Data for this exercise:

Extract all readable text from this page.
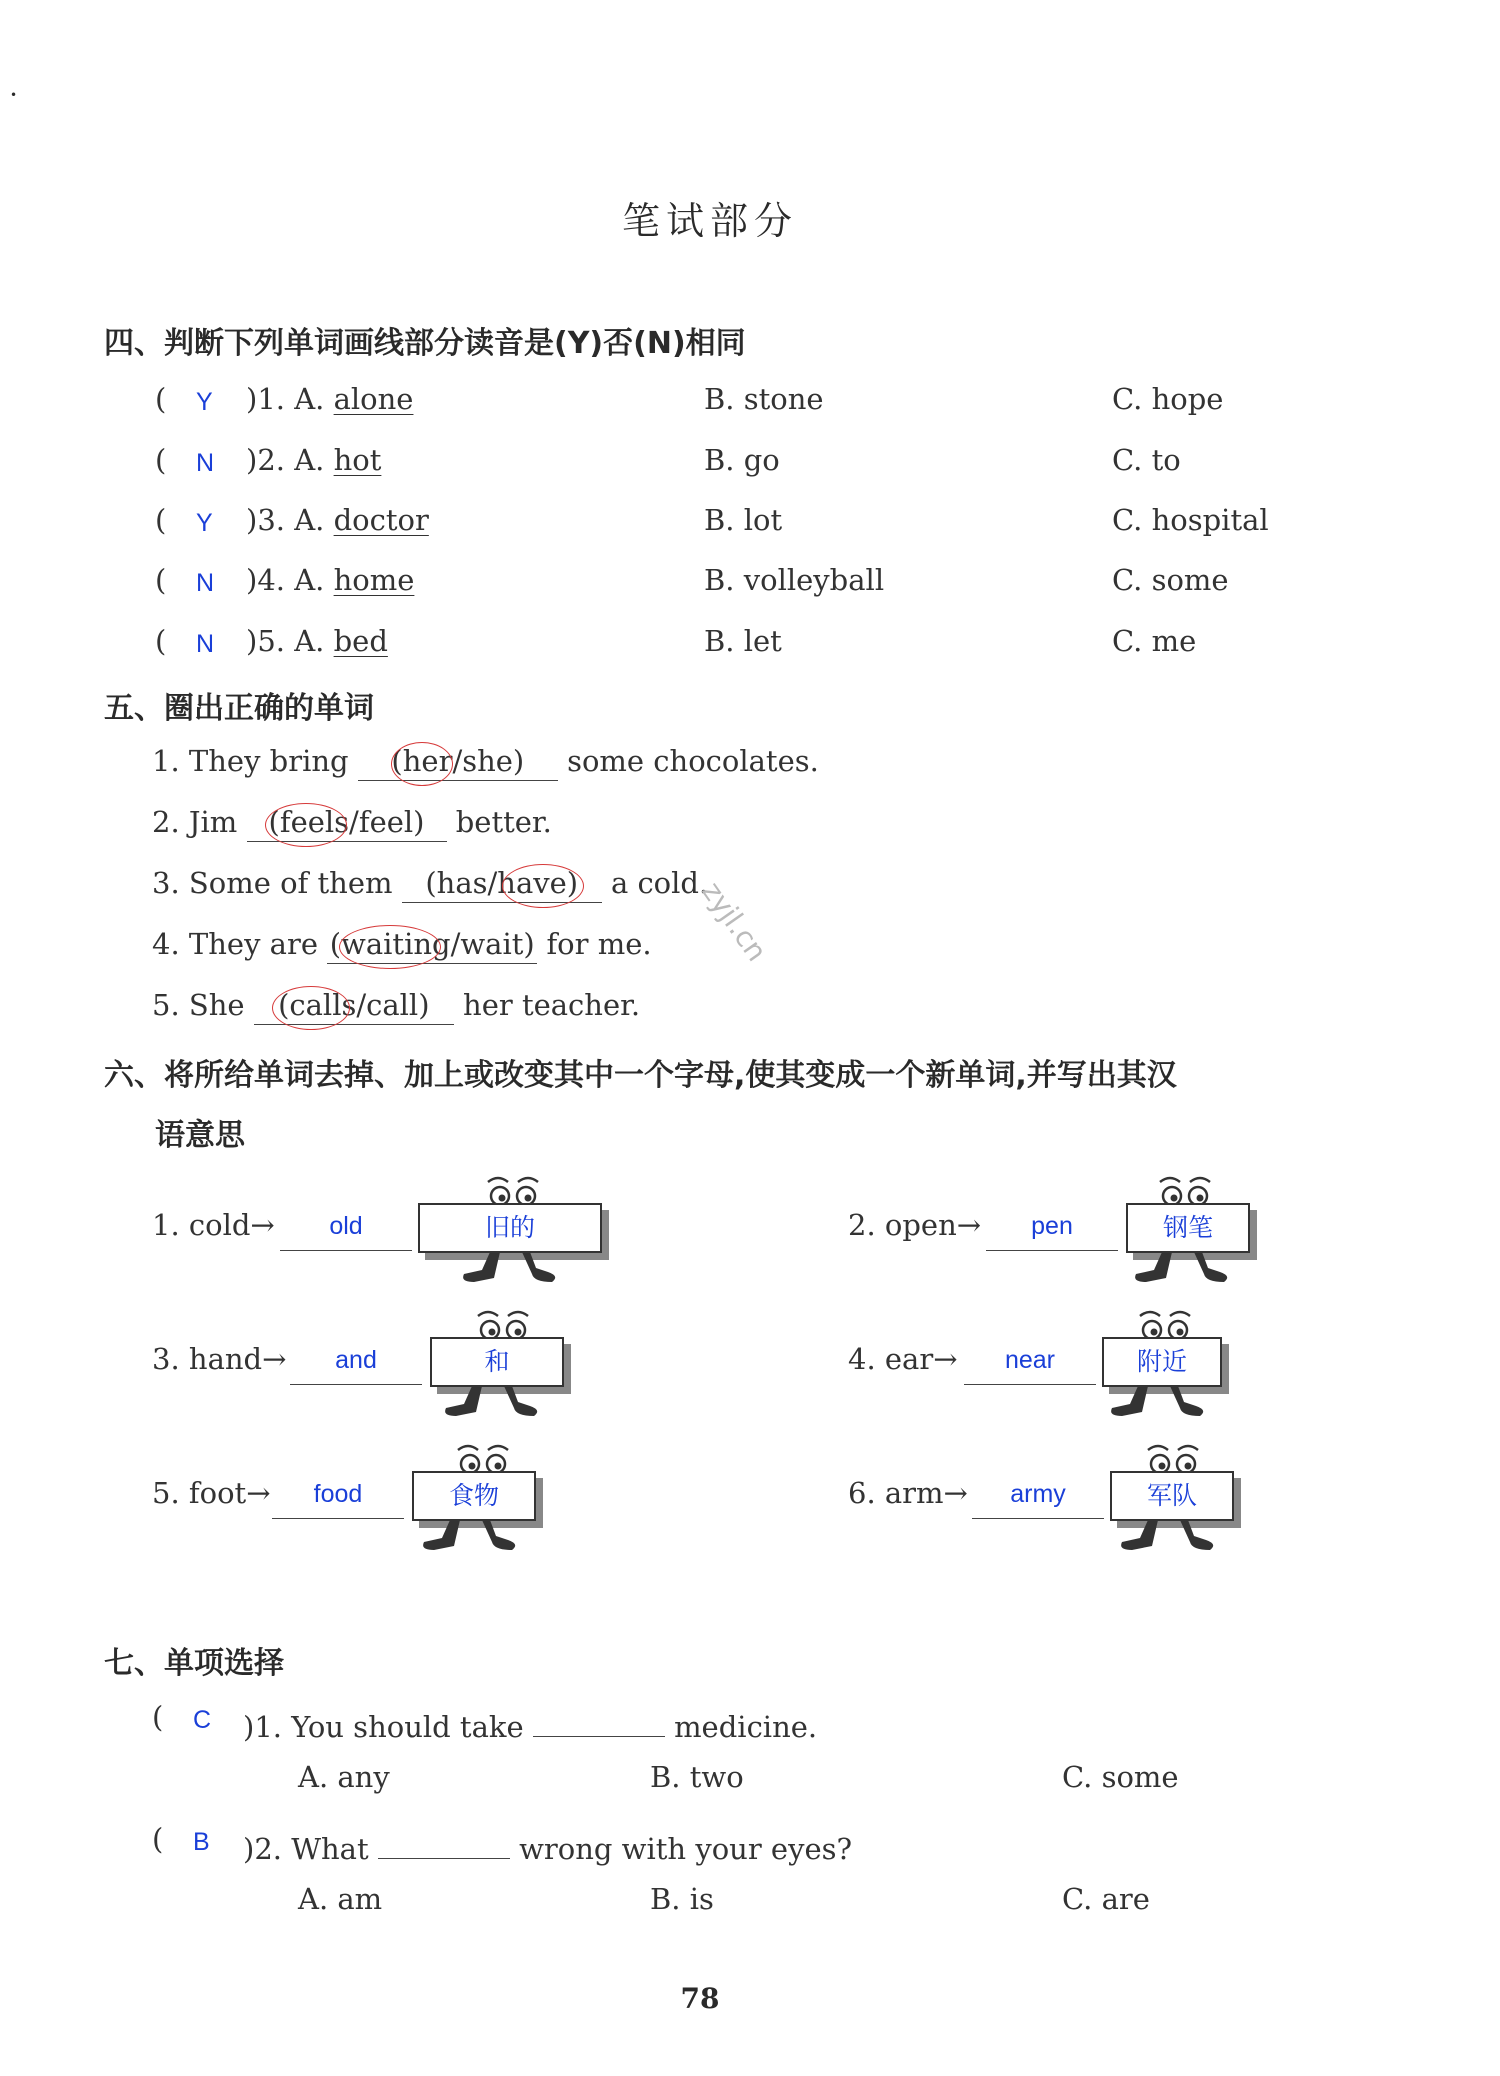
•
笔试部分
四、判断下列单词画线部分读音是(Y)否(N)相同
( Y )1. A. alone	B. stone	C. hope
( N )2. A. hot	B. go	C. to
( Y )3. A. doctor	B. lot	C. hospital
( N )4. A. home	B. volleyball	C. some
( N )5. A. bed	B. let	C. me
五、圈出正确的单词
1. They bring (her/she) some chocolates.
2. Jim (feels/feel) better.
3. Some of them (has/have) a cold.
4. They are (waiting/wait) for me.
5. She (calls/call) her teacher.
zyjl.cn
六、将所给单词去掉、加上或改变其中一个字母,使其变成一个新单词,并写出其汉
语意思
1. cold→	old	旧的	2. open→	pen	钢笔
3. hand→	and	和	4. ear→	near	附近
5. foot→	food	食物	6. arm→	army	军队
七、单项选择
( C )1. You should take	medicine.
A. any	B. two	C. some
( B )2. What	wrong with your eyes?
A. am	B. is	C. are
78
---
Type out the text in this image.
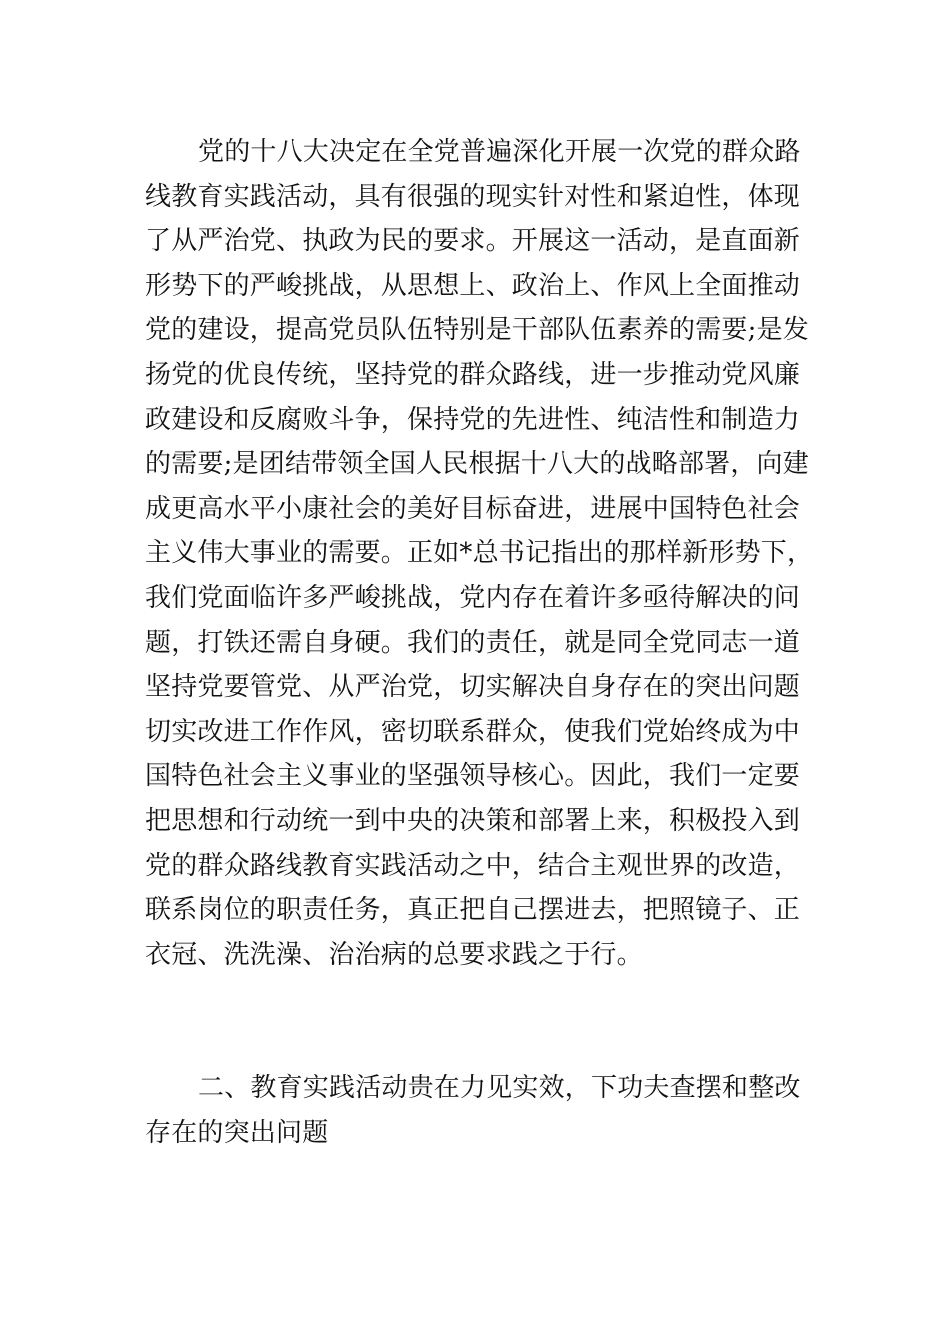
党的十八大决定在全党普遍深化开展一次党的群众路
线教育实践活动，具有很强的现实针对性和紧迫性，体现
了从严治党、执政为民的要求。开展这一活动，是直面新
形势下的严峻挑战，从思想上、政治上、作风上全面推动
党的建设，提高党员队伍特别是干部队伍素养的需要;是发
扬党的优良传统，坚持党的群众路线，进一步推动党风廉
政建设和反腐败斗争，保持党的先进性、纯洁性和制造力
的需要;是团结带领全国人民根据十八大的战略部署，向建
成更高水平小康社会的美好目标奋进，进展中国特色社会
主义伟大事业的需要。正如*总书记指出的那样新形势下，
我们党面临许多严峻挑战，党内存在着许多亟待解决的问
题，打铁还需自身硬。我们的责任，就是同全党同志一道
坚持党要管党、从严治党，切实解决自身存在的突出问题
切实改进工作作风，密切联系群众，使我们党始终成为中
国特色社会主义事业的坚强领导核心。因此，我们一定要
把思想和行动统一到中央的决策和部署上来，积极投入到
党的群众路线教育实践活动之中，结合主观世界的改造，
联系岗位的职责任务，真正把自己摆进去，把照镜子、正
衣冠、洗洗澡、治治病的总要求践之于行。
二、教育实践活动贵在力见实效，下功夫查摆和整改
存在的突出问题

Problem statement: The lines to collect are those holding the string "text"; copy them all.

Task response:
Extract all readable text from this page.
Type out the text in this image.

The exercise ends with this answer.